- Material for this exercise
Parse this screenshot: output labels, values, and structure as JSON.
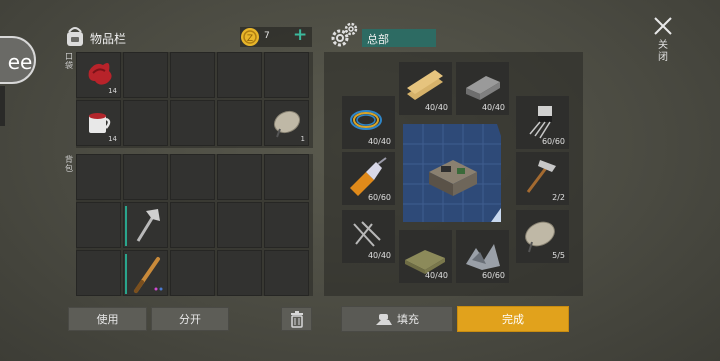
{
  "inventory": {
    "title": "物品栏",
    "coins": "7",
    "add_symbol": "+",
    "section_pocket": "口袋",
    "section_backpack": "背包",
    "pocket_items": [
      {
        "icon": "red-cloth-icon",
        "count": "14"
      },
      {
        "icon": "tea-cup-icon",
        "count": "14"
      },
      {
        "icon": "satellite-dish-icon",
        "count": "1"
      }
    ]
  },
  "buttons": {
    "use": "使用",
    "split": "分开",
    "fill": "填充",
    "done": "完成",
    "close": "关闭"
  },
  "crafting": {
    "category": "总部",
    "slots": [
      {
        "icon": "wood-planks-icon",
        "count": "40/40"
      },
      {
        "icon": "metal-ingot-icon",
        "count": "40/40"
      },
      {
        "icon": "wire-coil-icon",
        "count": "40/40"
      },
      {
        "icon": "transistor-icon",
        "count": "60/60"
      },
      {
        "icon": "glue-bottle-icon",
        "count": "60/60"
      },
      {
        "icon": "hammer-icon",
        "count": "2/2"
      },
      {
        "icon": "nails-icon",
        "count": "40/40"
      },
      {
        "icon": "satellite-dish-icon",
        "count": "5/5"
      },
      {
        "icon": "cloth-icon",
        "count": "40/40"
      },
      {
        "icon": "scrap-metal-icon",
        "count": "60/60"
      }
    ]
  },
  "colors": {
    "done_button": "#e1a21c",
    "category_bg": "#2d6b63",
    "blueprint": "#2e4a78"
  }
}
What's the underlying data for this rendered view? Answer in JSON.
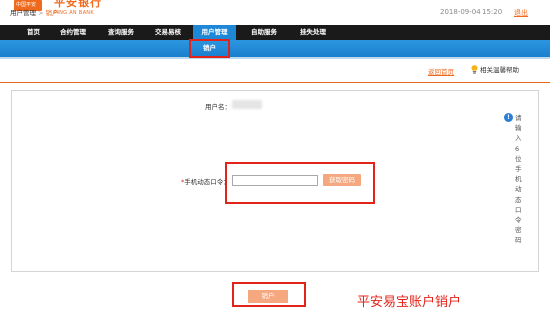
{
  "header": {
    "logo_badge": "中国平安",
    "logo_cn": "平安银行",
    "logo_en": "PING AN BANK",
    "date": "2018-09-04",
    "time": "15:20",
    "exit_label": "退出"
  },
  "nav": {
    "items": [
      {
        "label": "首页"
      },
      {
        "label": "合约管理"
      },
      {
        "label": "查询服务"
      },
      {
        "label": "交易易核"
      },
      {
        "label": "用户管理"
      },
      {
        "label": "自助服务"
      },
      {
        "label": "挂失处理"
      }
    ],
    "active_index": 4,
    "sub_item": "销户"
  },
  "breadcrumb": {
    "root": "用户管理",
    "separator": ">",
    "current": "销户"
  },
  "actions": {
    "back_home": "返回首页",
    "help": "相关温馨帮助"
  },
  "form": {
    "username_label": "用户名：",
    "otp_required_mark": "*",
    "otp_label": "手机动态口令：",
    "otp_value": "",
    "get_code_button": "获取密码",
    "tip_text": "请输入6位手机动态口令密码",
    "submit_label": "销户"
  },
  "caption": "平安易宝账户销户",
  "colors": {
    "brand_orange": "#f06a1e",
    "nav_bg": "#1a1a1a",
    "nav_active": "#1e88d6",
    "highlight_red": "#e2231a"
  }
}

- What you are asked to do
In the lines above, find each one with "JSON" and list it.

- Exercise result
Parse this screenshot: output labels, values, and structure as JSON.
What's the underlying data for this rendered view? Answer in JSON.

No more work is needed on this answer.